Page excerpt |
Zeynep Çelil Alexander, “Neo-Naturalism,” Log 31, Spring-Summer, 2014, p23-30.

Alexander presents a tidy analysis of “Neo-naturalism,” a contemporary zeitgeist (for lack of a better word) dominating the “design disciplines,” defined by data as the chief epistemological unit used for design production.  Key among the many points she clarifies is the likely role advanced capitalism played in producing this trend, particularly capitalism’s invasion of the university.  Equally significant is the grim and banal future imagined by the removal of the signifier as the glue of reality and its replacement by “dematerialized data floating in frictionless space.”


Alexander’s clarity and concision are truly things of beauty, and she aims them at the pedagogical landscape in which Neo-naturalism prospers.  Gone are the days when historic precedent, theoretical investigations, or language served as design’s antagonist.  In its place is a fascination with the hard sciences, natural processes, neuroscience, and diagrammatic flows of energy and/or resources.  Underlying all these options is quantitative data, the new epistemological unit of the design disciplines.  This is Neo-Naturalism.

The “turn” to neo-naturalism is commonly presented as a means of encouraging interdisciplinarity after the autonomous and introspective trends of the late 20th century, a healthy and practical response to 21st century challenges.  Of course, interdisciplinarity is a praiseworthy agenda, but Alexander points to Barthes’ original definition of this idea—“creating a new object, which belongs to no one [subject]”—to show that this isn’t quite what neo-naturalism achieves.  Instead, it seems be another justification for abstract formalism, and the “diagrammatic impulse in architectural schools appears to be the disciplinary equivalent of rearranging deck chair on the Titanic.”

(**laughing**)

Alexander explains that the extension of architecture and design into the realm of other disciplines—even if only an exploitive semblance; otherwise called “architecture’s expanded field”—is really predicated on a false topology of the Design that includes a hard core of the Architecture discipline and an expanded outer field of capital.  But it seems more likely that neo-naturalism is used to bridge the isolation of design schools in their own universities, to prove their work less indulgent, more quantifiably positive, and therefore more worth funding.  In this relationship we can clearly see that the expanded field of capital has thoroughly invaded the disciplinary core, which begs the question of how we may trust architectural academia’s agendas when it comes to the discipline.

By itself, neo-naturalism is a curious turn for design to take, given our centuries-long preoccupation with the humanities, but particularly after “the neo-Kantian view that the mind cannot be reduced to physical processes won out and became the dominant paradigm.”  For architects and designers, “the arrival of neo-naturalism signals not only a turn to different subject matter but ultimately also to a different epistemological and ethical program.”

This different program is predicated on the replacement, with data, of the signifier as the key element that stitches reality together.  Since Descartes, an object is outside the body and signifiers of objects structure reality.  But neo-naturalism (particularly neuroscience) argues that an object is an object, not because of its sign (name or image) but because impulses in our brain make it so.

Records contained in a dataset
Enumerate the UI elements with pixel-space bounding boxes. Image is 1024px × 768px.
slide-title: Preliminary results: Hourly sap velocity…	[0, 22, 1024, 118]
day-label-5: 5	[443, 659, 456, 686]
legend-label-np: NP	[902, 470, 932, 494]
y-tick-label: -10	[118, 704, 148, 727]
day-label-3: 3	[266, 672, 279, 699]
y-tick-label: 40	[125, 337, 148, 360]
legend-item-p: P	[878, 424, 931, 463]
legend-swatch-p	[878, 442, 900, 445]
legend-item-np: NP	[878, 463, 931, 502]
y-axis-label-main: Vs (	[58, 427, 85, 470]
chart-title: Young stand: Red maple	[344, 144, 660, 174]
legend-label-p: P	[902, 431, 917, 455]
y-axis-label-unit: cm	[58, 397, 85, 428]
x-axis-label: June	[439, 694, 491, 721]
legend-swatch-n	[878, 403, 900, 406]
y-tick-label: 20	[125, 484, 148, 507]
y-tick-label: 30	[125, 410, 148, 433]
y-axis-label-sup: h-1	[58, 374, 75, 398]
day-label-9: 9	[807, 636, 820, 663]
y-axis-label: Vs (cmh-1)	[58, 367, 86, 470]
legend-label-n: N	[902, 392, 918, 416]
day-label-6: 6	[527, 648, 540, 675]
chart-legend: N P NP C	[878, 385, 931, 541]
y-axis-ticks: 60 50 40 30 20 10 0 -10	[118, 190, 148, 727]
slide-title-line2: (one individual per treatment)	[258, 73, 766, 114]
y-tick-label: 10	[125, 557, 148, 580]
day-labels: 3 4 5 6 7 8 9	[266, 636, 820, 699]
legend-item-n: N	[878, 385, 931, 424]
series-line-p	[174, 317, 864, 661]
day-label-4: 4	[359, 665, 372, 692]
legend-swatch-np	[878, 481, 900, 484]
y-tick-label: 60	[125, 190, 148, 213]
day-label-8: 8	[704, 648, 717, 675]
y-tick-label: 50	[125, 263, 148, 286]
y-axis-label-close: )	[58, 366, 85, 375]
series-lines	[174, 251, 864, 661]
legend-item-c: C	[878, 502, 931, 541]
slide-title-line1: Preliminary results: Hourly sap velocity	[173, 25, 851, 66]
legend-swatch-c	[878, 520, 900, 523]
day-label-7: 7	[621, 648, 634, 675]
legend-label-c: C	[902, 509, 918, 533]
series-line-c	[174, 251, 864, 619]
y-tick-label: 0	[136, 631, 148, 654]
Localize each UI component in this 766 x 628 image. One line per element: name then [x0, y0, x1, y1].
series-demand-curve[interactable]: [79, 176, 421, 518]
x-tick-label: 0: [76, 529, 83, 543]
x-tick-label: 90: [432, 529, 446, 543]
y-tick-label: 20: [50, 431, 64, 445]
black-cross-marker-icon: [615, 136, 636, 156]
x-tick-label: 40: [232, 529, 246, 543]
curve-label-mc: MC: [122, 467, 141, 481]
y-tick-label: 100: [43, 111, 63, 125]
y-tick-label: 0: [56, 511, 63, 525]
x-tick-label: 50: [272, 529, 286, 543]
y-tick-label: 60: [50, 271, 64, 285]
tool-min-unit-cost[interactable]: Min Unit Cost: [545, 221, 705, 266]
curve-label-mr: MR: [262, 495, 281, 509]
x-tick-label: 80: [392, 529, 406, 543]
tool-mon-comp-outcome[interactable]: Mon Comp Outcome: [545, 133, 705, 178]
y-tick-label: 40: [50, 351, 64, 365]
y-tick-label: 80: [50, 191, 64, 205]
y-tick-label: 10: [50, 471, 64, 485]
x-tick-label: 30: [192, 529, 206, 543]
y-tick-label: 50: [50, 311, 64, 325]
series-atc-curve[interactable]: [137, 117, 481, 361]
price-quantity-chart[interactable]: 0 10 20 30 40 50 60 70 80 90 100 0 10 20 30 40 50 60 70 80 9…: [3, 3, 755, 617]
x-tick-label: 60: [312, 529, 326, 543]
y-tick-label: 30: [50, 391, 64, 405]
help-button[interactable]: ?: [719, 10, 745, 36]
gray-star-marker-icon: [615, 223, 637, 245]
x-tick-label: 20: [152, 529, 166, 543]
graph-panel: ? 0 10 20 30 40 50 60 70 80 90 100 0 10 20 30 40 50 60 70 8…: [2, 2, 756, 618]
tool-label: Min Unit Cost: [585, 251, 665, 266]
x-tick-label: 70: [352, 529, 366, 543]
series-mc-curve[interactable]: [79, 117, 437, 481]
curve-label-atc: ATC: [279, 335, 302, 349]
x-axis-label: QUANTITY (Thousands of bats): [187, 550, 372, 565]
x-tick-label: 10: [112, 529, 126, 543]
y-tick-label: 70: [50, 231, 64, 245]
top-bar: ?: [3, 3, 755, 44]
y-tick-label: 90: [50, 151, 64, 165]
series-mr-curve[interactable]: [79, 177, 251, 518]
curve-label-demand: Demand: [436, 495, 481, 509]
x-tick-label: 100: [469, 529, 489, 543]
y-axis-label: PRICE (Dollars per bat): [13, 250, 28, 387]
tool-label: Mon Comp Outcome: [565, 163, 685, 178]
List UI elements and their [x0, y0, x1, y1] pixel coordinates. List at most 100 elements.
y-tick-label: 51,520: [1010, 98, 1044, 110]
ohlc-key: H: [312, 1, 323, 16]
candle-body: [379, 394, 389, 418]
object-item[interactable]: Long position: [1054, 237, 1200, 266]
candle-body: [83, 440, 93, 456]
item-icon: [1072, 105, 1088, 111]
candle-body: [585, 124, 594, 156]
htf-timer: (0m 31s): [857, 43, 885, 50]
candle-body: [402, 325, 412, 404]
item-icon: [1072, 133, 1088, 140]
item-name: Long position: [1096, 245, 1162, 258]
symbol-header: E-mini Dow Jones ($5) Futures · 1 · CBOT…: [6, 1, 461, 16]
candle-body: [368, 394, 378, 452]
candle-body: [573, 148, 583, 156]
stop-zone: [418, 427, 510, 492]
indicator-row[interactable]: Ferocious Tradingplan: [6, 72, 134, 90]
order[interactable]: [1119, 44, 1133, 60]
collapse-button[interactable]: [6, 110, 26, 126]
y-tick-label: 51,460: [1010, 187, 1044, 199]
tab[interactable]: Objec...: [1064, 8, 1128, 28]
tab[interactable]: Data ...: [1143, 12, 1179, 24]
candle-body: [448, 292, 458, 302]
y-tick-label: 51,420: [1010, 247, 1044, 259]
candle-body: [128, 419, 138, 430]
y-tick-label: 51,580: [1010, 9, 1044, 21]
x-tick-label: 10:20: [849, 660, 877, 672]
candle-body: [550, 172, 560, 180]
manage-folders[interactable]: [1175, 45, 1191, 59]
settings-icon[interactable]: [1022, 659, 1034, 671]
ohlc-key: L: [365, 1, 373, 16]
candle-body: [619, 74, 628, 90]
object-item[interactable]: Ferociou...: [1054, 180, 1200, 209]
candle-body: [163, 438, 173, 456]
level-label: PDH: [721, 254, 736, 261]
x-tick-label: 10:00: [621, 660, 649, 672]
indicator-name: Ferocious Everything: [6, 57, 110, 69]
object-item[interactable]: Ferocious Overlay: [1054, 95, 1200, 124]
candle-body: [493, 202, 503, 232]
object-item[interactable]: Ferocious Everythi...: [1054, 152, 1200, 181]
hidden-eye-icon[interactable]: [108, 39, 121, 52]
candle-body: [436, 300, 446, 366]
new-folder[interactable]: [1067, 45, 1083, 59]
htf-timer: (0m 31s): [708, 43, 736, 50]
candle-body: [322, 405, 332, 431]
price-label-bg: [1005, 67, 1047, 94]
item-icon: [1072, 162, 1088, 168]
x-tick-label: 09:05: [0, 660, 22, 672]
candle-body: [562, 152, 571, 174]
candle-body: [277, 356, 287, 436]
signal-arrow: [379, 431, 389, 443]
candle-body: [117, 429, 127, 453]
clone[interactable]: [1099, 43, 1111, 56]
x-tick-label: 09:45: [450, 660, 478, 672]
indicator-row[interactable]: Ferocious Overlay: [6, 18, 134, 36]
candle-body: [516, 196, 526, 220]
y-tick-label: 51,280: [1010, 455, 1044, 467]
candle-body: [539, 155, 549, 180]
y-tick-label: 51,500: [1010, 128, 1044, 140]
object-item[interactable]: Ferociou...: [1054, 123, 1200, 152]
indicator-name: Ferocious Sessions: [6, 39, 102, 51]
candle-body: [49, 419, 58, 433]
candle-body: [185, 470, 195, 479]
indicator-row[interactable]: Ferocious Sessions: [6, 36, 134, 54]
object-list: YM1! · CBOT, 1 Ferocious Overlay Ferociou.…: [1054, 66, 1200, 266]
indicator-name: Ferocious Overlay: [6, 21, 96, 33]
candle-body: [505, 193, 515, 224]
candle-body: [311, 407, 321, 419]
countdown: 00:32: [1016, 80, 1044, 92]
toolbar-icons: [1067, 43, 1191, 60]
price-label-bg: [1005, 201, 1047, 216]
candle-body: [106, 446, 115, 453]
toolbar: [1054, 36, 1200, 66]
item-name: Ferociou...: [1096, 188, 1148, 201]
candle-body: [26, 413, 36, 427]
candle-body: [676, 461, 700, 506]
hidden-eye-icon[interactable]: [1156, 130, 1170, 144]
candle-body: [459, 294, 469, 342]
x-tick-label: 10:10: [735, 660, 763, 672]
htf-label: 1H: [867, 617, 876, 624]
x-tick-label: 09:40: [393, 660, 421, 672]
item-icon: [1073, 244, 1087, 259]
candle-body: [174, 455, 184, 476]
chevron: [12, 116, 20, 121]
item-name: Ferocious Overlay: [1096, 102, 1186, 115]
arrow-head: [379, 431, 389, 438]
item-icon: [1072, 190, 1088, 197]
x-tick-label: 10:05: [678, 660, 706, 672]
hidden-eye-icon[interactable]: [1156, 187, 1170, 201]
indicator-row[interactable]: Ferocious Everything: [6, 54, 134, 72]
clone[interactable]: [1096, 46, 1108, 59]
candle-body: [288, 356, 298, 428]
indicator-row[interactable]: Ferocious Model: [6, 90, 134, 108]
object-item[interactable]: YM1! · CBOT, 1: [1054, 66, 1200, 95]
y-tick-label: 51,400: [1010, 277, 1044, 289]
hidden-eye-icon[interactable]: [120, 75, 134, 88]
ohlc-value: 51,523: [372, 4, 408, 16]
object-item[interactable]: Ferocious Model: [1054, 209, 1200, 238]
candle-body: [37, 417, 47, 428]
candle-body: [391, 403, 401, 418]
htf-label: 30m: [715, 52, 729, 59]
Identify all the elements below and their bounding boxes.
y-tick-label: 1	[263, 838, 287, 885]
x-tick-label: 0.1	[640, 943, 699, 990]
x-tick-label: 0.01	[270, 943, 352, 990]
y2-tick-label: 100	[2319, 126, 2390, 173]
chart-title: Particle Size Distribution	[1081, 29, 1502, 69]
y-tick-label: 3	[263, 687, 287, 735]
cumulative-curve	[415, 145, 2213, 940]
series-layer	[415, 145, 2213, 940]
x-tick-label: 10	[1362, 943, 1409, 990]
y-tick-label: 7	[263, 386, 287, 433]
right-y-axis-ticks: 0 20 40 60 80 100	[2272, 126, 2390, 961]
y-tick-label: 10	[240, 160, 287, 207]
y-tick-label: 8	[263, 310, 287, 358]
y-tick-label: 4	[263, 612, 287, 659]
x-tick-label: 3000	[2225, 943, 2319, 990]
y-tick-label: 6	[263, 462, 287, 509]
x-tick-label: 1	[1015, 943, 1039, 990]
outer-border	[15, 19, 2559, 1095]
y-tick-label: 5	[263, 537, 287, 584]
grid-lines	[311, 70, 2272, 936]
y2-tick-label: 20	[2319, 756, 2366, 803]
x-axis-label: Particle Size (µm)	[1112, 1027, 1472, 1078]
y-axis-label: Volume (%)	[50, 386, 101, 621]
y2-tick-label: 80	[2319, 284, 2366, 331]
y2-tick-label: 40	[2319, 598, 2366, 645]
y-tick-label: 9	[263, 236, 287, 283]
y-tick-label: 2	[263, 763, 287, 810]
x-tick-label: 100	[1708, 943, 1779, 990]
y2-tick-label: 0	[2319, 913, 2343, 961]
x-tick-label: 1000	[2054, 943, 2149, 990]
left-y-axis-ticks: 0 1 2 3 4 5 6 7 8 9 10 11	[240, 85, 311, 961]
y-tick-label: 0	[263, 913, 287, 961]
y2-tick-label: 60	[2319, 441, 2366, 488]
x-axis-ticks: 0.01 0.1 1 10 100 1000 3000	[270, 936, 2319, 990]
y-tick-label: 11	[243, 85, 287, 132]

Your assignment | Pick up the review of the "Neo-Naturalism" essay after its final sentence and keep writing.

Result |
Neo-naturalism sees the world as a “a field of information, imagined as dematerialized data floating in frictionless space, as opposed to signification, whose very point is to identify precisely those moments of friction and pressure in the system.”  By promoting data, neo-naturalism reduces design production to a continuous, “frictionless” field; any articulation in the field lacks justification and is instead merely proof of its own possibility.  The project pictured with this section of the essay is Zaha and Schumacher’s Kartal Pendik Masterplan, which pretty much summarizes the point.

It is the removal of the signifier and the inarticulate field left behind that is problematic for architecture and design.  “When data eclipses all other forms of evidence in the discipline, the world is rendered as an unbroken, uninterrupted field devoid of politics”—and we all know how valuable politics and interruption have been to architecture since the turn of the 20th century.  Alexander takes this one step further, arguing that the “alleged death of architectural theory is not simply part of an anti-intellectual backlash against the excesses of critical theory,” but is a symptom of the epistemological and ethical shift.  


It is fairly easy to recognize the parallels with Alexander’s Neo-Naturalism and Sherer’s digital regime, in terms of each’s hegemonic operation: their persistent reduction of the future and the removal of the qualitative from architectural production.  Likewise, it is clear that when Alexander talks about architects’ use of Neo-Naturalism to justify formalism (instead of the lauded and false claims to interdisciplinarity) she is talking about the latest means of validating the abstract formalism that Jarzombek explains has dominated architectural production since the 80s.  However, this last juxtaposition marks an interesting crossroads, imploring us to examine the intersection of Data and Utopia—both equally devoid of confrontation and “friction” as much as they are devoid of reality.

There is also the likelihood that Alexander’s concerns about neo-naturalism are construed, by some, as the vaguely nostalgic, backward-looking analysis of an architectural historian.  The proponents of such an allegation would, of course, be those who’ve sold out to the dream of interdisciplinarity and quantitative systems as a legitimate future for the “design disciplines” (specifically not Architecture, but the group of interests marshaled under “Design”).  And, more likely than not, these individuals would also be found in the halls of design’s academia.  Yet, when sat beside Jarzombek and Sherer, we see a larger picture emerging of other academics bored with the computational abstraction that sees architecture as data (itself a metaphysical unit). 

j;

Posted in Texts and tagged with zeynep çelik alexander, neo-naturalism, contemporary architecture, architecture theory, data.

April 13, 2015 by j ;.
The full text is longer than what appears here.